Extracted records »
begin
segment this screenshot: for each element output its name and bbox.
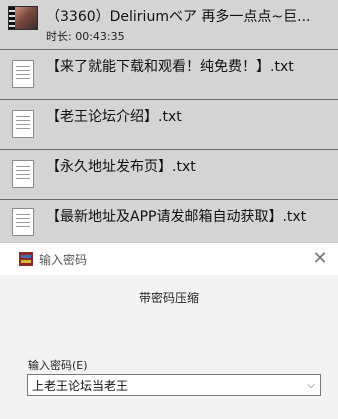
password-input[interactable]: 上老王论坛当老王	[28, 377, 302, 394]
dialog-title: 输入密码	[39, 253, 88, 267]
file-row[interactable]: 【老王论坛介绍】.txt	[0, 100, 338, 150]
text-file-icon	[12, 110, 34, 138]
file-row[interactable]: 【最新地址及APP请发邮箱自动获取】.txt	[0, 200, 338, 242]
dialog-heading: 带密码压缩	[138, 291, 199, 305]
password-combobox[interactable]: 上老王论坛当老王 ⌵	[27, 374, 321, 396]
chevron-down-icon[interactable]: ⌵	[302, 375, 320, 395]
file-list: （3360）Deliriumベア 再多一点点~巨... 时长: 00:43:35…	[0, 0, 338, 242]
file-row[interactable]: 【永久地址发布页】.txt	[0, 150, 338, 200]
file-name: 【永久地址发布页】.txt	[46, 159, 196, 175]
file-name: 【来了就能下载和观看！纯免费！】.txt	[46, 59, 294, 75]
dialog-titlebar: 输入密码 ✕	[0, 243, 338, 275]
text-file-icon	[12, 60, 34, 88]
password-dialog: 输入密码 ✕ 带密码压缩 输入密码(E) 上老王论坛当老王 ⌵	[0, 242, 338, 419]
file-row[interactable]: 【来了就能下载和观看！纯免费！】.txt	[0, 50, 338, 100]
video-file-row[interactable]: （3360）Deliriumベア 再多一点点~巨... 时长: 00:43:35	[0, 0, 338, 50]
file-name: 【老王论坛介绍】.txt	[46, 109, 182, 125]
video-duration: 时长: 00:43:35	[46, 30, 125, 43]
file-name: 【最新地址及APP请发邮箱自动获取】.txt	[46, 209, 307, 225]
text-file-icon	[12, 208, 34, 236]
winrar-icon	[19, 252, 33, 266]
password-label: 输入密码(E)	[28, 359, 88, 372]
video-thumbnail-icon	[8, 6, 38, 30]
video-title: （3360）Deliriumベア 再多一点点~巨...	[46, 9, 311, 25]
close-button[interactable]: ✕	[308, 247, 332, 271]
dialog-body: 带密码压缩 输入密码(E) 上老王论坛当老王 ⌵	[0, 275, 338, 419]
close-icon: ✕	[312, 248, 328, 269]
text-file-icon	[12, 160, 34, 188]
end
begin
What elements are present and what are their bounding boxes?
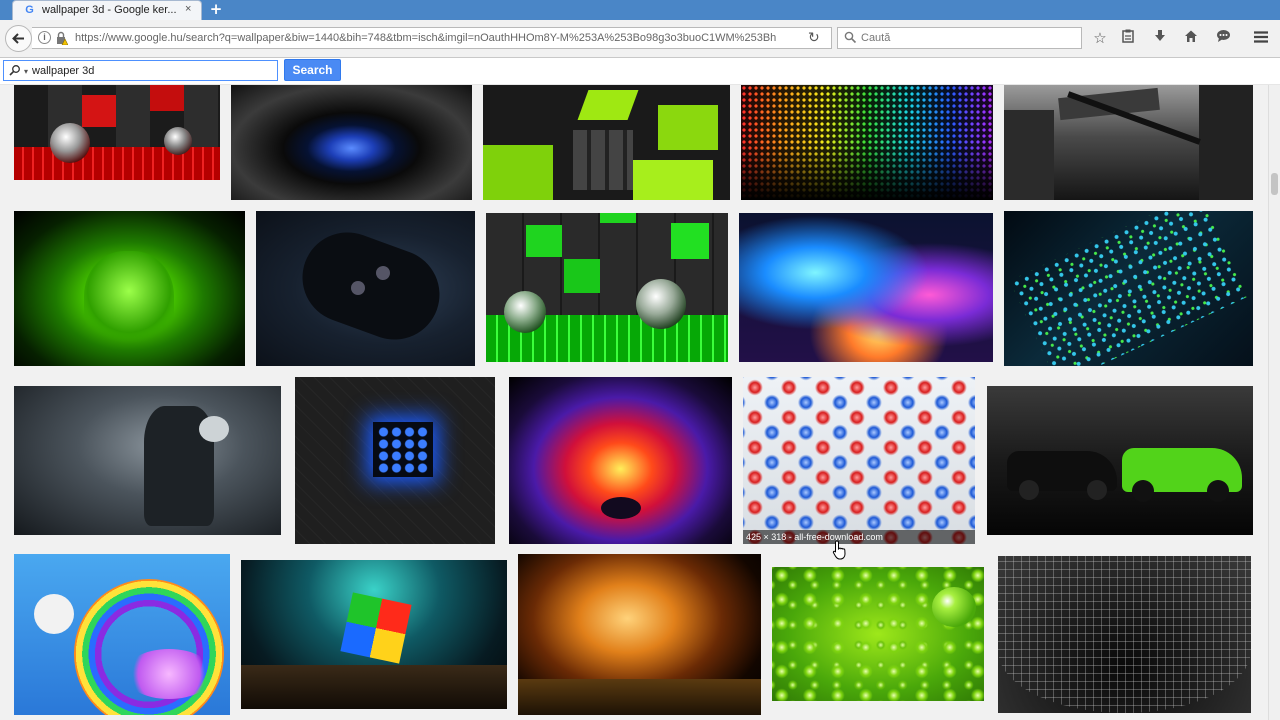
end
Print the rows above word for word, from the line containing "segment this screenshot: for" through the line containing "50, 338, 100]", including both of those lines. Leave out the pictures.

Solution to this exercise »
segment this screenshot: for each element output its name and bbox.
password-input[interactable]: 上老王论坛当老王	[28, 377, 302, 394]
dialog-title: 输入密码	[39, 253, 88, 267]
file-row[interactable]: 【老王论坛介绍】.txt	[0, 100, 338, 150]
text-file-icon	[12, 110, 34, 138]
file-row[interactable]: 【最新地址及APP请发邮箱自动获取】.txt	[0, 200, 338, 242]
dialog-heading: 带密码压缩	[138, 291, 199, 305]
password-combobox[interactable]: 上老王论坛当老王 ⌵	[27, 374, 321, 396]
chevron-down-icon[interactable]: ⌵	[302, 375, 320, 395]
file-list: （3360）Deliriumベア 再多一点点~巨... 时长: 00:43:35…	[0, 0, 338, 242]
file-row[interactable]: 【永久地址发布页】.txt	[0, 150, 338, 200]
file-name: 【永久地址发布页】.txt	[46, 159, 196, 175]
file-name: 【来了就能下载和观看！纯免费！】.txt	[46, 59, 294, 75]
dialog-titlebar: 输入密码 ✕	[0, 243, 338, 275]
text-file-icon	[12, 60, 34, 88]
password-dialog: 输入密码 ✕ 带密码压缩 输入密码(E) 上老王论坛当老王 ⌵	[0, 242, 338, 419]
file-row[interactable]: 【来了就能下载和观看！纯免费！】.txt	[0, 50, 338, 100]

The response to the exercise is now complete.